**Task brief**
For the listing below, give the count of lines containing "άποψή", and no other text.

(Data records)
· · · · ·

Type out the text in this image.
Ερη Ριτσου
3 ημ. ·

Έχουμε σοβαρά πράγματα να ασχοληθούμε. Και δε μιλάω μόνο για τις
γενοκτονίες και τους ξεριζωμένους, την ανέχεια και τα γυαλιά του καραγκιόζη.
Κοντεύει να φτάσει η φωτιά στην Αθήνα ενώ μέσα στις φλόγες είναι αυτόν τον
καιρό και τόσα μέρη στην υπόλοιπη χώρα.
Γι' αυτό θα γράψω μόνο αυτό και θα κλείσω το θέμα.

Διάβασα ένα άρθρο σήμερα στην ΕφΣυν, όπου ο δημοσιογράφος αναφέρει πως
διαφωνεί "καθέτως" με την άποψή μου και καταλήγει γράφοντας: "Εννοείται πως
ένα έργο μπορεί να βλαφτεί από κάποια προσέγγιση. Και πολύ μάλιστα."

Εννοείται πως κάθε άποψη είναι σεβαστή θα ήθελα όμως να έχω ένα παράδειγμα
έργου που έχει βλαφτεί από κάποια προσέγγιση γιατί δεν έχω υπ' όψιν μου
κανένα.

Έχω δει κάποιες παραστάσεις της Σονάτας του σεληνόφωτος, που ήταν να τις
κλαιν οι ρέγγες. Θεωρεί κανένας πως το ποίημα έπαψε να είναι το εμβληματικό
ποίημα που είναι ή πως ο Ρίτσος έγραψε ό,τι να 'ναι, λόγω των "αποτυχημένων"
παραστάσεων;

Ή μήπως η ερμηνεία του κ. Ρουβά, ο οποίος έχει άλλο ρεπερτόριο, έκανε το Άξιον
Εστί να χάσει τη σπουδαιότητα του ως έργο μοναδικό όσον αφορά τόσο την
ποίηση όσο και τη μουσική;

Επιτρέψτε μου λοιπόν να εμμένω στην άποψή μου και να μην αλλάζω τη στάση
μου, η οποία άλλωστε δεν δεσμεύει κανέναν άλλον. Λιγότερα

· · · · ·

**Full output**
2